──────── Provided data

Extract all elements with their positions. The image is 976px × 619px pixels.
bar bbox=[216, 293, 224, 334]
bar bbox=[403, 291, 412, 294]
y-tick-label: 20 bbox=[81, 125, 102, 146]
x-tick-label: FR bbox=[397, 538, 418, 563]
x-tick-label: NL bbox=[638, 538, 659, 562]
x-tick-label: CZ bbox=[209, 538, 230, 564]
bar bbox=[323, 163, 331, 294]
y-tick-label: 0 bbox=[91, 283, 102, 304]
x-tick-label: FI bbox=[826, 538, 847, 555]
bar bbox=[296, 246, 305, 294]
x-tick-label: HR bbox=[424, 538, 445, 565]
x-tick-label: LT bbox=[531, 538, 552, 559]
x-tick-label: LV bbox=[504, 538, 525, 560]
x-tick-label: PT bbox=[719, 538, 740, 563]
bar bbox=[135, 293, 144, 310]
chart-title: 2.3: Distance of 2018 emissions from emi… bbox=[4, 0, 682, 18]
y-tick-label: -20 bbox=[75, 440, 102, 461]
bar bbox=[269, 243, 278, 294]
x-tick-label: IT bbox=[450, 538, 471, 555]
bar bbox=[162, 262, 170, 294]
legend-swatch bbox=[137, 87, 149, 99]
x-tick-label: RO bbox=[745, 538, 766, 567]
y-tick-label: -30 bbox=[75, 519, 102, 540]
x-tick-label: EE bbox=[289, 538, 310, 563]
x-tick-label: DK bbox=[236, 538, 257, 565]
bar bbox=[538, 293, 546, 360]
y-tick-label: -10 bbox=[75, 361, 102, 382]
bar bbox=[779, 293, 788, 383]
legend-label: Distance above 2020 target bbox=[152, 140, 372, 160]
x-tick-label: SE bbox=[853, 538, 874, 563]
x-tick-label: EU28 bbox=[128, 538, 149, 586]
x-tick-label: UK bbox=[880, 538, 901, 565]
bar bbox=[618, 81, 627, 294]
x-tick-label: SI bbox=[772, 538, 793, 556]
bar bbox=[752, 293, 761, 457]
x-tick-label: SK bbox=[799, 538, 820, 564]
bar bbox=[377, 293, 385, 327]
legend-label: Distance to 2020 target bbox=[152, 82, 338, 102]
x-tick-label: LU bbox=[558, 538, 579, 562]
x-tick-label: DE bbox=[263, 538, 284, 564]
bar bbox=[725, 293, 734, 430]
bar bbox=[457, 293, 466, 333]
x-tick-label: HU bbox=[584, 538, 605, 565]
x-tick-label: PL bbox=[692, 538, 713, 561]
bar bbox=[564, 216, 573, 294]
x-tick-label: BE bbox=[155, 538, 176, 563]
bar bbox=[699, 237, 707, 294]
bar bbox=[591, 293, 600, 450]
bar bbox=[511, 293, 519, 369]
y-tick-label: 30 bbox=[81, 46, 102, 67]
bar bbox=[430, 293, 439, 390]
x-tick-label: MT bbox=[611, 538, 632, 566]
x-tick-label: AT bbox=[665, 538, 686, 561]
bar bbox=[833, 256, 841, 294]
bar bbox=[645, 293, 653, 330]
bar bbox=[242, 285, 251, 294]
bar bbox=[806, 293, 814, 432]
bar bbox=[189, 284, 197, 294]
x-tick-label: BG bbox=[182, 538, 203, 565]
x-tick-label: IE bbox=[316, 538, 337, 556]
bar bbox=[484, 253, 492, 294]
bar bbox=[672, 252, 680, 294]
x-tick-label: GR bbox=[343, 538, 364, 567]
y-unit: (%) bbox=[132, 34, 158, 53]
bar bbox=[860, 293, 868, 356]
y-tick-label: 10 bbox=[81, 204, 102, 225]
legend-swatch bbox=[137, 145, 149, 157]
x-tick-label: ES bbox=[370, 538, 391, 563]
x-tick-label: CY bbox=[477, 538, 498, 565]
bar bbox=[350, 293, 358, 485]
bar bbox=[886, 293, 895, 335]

────────────────

Stated goal =>
Reproduce every line of the material above without any changes.

Task output =>
Extract all elements with their positions. The image is 976px × 619px pixels.
bar bbox=[216, 293, 224, 334]
bar bbox=[403, 291, 412, 294]
y-tick-label: 20 bbox=[81, 125, 102, 146]
x-tick-label: FR bbox=[397, 538, 418, 563]
x-tick-label: NL bbox=[638, 538, 659, 562]
x-tick-label: CZ bbox=[209, 538, 230, 564]
bar bbox=[323, 163, 331, 294]
y-tick-label: 0 bbox=[91, 283, 102, 304]
x-tick-label: FI bbox=[826, 538, 847, 555]
bar bbox=[296, 246, 305, 294]
x-tick-label: HR bbox=[424, 538, 445, 565]
x-tick-label: LT bbox=[531, 538, 552, 559]
x-tick-label: LV bbox=[504, 538, 525, 560]
x-tick-label: PT bbox=[719, 538, 740, 563]
bar bbox=[135, 293, 144, 310]
chart-title: 2.3: Distance of 2018 emissions from emi… bbox=[4, 0, 682, 18]
y-tick-label: -20 bbox=[75, 440, 102, 461]
bar bbox=[269, 243, 278, 294]
x-tick-label: IT bbox=[450, 538, 471, 555]
bar bbox=[162, 262, 170, 294]
legend-swatch bbox=[137, 87, 149, 99]
x-tick-label: RO bbox=[745, 538, 766, 567]
y-tick-label: -30 bbox=[75, 519, 102, 540]
x-tick-label: EE bbox=[289, 538, 310, 563]
x-tick-label: DK bbox=[236, 538, 257, 565]
bar bbox=[538, 293, 546, 360]
y-tick-label: -10 bbox=[75, 361, 102, 382]
bar bbox=[779, 293, 788, 383]
legend-label: Distance above 2020 target bbox=[152, 140, 372, 160]
x-tick-label: SE bbox=[853, 538, 874, 563]
x-tick-label: EU28 bbox=[128, 538, 149, 586]
x-tick-label: UK bbox=[880, 538, 901, 565]
bar bbox=[618, 81, 627, 294]
x-tick-label: SI bbox=[772, 538, 793, 556]
bar bbox=[752, 293, 761, 457]
x-tick-label: SK bbox=[799, 538, 820, 564]
bar bbox=[377, 293, 385, 327]
legend-label: Distance to 2020 target bbox=[152, 82, 338, 102]
x-tick-label: LU bbox=[558, 538, 579, 562]
x-tick-label: DE bbox=[263, 538, 284, 564]
bar bbox=[725, 293, 734, 430]
bar bbox=[457, 293, 466, 333]
x-tick-label: HU bbox=[584, 538, 605, 565]
x-tick-label: PL bbox=[692, 538, 713, 561]
bar bbox=[564, 216, 573, 294]
x-tick-label: BE bbox=[155, 538, 176, 563]
bar bbox=[699, 237, 707, 294]
bar bbox=[591, 293, 600, 450]
bar bbox=[511, 293, 519, 369]
y-tick-label: 30 bbox=[81, 46, 102, 67]
bar bbox=[430, 293, 439, 390]
x-tick-label: MT bbox=[611, 538, 632, 566]
x-tick-label: AT bbox=[665, 538, 686, 561]
bar bbox=[833, 256, 841, 294]
bar bbox=[645, 293, 653, 330]
bar bbox=[242, 285, 251, 294]
bar bbox=[806, 293, 814, 432]
bar bbox=[189, 284, 197, 294]
x-tick-label: BG bbox=[182, 538, 203, 565]
x-tick-label: IE bbox=[316, 538, 337, 556]
bar bbox=[484, 253, 492, 294]
bar bbox=[672, 252, 680, 294]
x-tick-label: GR bbox=[343, 538, 364, 567]
y-unit: (%) bbox=[132, 34, 158, 53]
bar bbox=[860, 293, 868, 356]
y-tick-label: 10 bbox=[81, 204, 102, 225]
legend-swatch bbox=[137, 145, 149, 157]
x-tick-label: ES bbox=[370, 538, 391, 563]
x-tick-label: CY bbox=[477, 538, 498, 565]
bar bbox=[350, 293, 358, 485]
bar bbox=[886, 293, 895, 335]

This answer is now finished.